| BRIEF |
Search the material and gather each line with "series" in it.

| EXTRACTED MATERIAL |

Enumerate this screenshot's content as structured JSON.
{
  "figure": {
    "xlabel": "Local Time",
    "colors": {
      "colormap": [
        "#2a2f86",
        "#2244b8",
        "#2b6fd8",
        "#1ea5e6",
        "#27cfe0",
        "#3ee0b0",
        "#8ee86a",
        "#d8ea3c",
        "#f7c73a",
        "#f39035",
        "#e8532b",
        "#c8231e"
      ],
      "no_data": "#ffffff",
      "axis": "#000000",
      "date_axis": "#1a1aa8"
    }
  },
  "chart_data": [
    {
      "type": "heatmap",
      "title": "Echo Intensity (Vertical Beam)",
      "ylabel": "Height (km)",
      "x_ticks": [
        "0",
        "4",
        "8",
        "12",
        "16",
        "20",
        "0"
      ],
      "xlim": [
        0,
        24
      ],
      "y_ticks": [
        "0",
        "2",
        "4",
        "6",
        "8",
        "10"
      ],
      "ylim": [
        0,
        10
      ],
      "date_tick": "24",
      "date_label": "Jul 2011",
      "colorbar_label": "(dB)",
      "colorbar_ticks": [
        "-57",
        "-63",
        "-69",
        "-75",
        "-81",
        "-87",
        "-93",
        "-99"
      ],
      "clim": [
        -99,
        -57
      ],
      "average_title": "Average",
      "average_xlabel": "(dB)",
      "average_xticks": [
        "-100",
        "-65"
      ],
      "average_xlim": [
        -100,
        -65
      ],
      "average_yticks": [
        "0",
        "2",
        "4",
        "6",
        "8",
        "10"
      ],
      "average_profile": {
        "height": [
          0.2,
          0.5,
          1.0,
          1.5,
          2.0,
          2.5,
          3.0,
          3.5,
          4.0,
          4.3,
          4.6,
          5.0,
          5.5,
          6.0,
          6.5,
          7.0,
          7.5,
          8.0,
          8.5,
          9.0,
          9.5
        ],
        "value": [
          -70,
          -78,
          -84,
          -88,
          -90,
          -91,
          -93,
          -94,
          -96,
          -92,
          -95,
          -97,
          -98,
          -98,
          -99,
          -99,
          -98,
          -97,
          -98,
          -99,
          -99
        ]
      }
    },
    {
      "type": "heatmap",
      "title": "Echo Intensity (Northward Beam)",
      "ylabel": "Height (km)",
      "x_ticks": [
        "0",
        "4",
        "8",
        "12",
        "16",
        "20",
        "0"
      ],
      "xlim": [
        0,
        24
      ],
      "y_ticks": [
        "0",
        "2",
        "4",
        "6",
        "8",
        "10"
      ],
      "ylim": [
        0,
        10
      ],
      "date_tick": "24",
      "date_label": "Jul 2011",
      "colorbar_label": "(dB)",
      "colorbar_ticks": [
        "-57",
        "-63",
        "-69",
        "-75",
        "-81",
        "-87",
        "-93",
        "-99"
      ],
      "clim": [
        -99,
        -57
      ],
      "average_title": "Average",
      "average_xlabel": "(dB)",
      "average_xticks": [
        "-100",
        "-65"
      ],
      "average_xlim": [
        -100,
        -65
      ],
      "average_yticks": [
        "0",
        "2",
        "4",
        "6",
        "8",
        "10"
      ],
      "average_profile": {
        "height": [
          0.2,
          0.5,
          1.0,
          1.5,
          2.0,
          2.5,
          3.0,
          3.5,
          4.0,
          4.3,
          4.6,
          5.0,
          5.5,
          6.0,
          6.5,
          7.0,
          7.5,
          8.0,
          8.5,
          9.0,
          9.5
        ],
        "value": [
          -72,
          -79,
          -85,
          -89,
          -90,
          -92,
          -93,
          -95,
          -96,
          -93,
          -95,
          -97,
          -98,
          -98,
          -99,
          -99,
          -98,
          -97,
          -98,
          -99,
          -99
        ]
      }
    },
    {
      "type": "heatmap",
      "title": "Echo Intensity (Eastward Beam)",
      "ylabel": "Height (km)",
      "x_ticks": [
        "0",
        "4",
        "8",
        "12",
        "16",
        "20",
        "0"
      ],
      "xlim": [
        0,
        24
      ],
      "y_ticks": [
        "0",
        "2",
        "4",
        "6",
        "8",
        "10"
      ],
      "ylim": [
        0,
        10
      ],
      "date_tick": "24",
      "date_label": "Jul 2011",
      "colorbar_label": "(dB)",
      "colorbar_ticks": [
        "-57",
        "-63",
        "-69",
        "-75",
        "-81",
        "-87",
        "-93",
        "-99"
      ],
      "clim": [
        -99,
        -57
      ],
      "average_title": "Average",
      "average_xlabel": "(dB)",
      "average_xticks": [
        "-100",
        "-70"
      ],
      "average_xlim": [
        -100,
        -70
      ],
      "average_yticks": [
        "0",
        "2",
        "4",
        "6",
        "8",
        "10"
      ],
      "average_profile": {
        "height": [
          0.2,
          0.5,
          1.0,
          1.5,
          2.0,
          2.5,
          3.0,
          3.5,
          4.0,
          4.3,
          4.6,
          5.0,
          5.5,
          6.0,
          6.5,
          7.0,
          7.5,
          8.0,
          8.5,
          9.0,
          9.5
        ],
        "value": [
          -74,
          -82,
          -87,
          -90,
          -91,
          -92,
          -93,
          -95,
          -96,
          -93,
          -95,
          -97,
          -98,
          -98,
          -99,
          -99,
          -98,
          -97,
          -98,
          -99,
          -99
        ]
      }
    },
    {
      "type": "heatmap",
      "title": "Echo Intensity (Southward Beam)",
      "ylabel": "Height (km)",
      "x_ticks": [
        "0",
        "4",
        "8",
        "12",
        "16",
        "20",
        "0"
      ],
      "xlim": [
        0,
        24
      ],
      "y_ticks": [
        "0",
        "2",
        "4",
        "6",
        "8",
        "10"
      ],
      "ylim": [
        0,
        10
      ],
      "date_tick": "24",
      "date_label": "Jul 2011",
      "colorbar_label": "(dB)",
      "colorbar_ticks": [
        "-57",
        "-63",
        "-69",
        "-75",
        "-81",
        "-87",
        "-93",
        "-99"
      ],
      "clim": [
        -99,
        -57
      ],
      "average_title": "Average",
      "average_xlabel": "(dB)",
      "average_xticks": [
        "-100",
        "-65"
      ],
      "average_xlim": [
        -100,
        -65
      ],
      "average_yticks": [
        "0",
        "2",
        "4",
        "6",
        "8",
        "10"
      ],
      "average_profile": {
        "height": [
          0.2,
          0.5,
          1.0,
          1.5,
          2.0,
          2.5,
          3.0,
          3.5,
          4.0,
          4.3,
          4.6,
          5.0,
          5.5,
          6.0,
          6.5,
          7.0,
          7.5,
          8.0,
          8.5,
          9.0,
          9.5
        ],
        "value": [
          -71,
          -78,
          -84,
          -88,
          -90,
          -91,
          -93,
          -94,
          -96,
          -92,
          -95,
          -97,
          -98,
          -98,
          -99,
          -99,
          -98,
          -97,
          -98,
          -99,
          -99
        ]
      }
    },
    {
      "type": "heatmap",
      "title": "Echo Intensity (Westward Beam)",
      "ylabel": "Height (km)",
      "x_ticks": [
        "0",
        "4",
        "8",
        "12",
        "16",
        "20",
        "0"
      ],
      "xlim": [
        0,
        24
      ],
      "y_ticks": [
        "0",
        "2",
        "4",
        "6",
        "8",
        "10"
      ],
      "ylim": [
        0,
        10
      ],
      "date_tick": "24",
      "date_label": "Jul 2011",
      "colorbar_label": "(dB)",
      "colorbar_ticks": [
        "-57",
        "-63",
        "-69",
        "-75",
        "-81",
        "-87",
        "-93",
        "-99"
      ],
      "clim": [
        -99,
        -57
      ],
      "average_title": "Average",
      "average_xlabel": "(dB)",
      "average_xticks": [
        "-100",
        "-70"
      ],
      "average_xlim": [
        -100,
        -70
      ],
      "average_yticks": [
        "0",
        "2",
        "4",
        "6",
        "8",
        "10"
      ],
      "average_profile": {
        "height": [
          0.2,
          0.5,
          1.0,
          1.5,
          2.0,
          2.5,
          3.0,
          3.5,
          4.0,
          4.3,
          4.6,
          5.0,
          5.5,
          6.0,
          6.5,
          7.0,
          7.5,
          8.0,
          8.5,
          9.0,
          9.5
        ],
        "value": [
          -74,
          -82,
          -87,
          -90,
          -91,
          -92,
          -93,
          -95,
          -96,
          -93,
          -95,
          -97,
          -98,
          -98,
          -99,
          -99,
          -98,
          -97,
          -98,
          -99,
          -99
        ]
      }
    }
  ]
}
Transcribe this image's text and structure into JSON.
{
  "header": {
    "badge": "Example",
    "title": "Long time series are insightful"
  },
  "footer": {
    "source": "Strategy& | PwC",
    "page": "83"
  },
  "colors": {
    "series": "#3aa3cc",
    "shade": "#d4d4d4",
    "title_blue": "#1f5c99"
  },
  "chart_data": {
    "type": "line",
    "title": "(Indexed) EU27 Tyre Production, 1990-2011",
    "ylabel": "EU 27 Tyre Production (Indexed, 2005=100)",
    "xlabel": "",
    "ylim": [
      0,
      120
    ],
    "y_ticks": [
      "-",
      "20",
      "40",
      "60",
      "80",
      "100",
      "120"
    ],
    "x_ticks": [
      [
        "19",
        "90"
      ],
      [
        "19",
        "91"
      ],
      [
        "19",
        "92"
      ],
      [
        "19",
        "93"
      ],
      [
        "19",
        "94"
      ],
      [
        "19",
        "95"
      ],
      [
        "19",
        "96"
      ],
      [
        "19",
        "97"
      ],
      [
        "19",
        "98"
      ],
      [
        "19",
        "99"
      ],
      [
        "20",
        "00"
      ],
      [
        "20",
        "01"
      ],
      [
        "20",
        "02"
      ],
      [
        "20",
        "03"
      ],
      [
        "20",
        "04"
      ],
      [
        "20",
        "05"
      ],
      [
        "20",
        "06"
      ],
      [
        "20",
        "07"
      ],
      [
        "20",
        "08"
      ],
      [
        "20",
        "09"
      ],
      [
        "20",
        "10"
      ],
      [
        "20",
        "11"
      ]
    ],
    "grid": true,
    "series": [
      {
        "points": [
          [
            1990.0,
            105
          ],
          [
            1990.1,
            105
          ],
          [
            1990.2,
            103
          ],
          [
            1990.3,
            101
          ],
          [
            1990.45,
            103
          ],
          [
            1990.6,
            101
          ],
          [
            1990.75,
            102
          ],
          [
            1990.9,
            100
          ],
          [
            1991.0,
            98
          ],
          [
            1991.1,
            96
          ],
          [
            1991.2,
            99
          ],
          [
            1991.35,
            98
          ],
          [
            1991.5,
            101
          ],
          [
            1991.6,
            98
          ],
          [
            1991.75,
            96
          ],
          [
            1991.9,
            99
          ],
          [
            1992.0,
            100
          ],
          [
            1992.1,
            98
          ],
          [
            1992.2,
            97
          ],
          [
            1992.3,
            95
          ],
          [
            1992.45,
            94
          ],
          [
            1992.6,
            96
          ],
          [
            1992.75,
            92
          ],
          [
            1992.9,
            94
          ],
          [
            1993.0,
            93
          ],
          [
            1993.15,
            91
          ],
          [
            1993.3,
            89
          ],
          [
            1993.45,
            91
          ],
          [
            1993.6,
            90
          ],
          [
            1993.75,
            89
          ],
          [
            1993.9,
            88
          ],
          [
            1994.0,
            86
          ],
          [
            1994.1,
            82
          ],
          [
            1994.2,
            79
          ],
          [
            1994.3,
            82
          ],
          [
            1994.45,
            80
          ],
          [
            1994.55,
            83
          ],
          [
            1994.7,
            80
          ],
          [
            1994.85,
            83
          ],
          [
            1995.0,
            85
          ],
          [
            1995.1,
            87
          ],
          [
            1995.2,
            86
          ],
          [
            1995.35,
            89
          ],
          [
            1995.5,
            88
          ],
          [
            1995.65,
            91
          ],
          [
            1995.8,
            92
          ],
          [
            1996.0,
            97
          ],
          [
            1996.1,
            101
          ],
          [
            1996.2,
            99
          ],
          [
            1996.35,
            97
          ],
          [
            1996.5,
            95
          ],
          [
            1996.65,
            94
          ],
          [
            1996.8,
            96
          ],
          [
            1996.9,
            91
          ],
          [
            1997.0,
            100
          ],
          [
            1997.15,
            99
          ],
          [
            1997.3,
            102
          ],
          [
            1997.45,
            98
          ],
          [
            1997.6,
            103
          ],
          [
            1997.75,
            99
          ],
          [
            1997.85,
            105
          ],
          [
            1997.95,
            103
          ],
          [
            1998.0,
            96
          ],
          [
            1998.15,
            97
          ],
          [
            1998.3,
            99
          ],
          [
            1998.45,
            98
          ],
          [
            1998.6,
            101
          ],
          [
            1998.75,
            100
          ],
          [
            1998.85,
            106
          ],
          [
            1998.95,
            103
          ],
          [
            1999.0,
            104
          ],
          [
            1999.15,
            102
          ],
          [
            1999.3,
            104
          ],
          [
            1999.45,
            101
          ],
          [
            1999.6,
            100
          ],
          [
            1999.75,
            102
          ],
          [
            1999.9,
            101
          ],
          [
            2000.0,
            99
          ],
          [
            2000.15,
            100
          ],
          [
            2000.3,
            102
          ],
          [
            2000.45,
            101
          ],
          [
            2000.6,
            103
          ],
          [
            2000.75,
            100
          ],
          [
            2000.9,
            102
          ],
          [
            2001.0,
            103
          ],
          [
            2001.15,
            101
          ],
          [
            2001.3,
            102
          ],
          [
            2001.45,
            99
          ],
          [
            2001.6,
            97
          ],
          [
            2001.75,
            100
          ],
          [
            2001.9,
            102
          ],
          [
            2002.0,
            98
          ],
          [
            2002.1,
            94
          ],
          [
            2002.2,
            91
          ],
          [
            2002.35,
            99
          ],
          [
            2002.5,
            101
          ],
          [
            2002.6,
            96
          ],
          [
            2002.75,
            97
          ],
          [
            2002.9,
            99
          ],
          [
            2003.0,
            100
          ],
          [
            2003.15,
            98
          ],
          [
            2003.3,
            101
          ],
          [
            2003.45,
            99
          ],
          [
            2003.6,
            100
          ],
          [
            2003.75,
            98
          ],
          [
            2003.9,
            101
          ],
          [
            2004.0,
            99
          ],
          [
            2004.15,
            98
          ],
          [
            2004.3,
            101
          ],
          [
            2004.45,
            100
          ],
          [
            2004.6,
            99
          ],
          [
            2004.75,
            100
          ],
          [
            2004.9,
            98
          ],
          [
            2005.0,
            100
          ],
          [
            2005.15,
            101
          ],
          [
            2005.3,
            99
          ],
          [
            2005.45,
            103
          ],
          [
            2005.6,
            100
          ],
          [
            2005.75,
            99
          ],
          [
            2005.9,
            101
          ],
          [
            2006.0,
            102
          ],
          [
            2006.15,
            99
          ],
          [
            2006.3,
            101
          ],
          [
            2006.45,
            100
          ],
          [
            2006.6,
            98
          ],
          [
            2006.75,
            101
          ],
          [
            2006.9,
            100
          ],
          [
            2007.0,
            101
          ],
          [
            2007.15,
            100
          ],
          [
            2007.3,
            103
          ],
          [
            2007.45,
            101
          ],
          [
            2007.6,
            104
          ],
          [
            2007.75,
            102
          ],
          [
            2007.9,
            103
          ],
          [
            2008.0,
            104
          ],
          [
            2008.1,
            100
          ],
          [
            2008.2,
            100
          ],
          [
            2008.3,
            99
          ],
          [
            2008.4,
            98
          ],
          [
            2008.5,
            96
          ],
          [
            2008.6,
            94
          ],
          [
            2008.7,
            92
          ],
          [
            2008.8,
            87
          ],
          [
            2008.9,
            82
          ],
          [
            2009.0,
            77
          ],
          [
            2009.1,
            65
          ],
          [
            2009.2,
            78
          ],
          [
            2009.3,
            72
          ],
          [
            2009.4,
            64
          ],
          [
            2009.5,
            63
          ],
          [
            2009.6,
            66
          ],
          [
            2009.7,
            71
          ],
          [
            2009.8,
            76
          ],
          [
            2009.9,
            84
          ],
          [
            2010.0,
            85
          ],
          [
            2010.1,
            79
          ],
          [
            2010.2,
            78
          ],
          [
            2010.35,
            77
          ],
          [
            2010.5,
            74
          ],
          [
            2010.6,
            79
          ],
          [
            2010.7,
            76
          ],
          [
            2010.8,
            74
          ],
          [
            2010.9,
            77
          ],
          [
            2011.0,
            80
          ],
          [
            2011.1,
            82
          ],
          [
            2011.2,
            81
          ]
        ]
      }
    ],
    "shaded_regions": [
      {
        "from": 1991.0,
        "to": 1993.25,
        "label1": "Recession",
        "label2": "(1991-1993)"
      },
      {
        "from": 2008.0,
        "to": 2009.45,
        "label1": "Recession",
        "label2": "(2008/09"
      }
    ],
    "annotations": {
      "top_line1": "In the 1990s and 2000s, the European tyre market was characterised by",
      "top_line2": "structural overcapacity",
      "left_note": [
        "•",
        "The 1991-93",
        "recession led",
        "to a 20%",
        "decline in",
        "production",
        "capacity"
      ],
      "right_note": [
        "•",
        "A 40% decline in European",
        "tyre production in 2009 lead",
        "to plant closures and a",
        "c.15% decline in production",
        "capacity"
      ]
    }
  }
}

| PROBLEM SOLUTION |
    "title": "Long time series are insightful"
    "series": "#3aa3cc",
    "series": [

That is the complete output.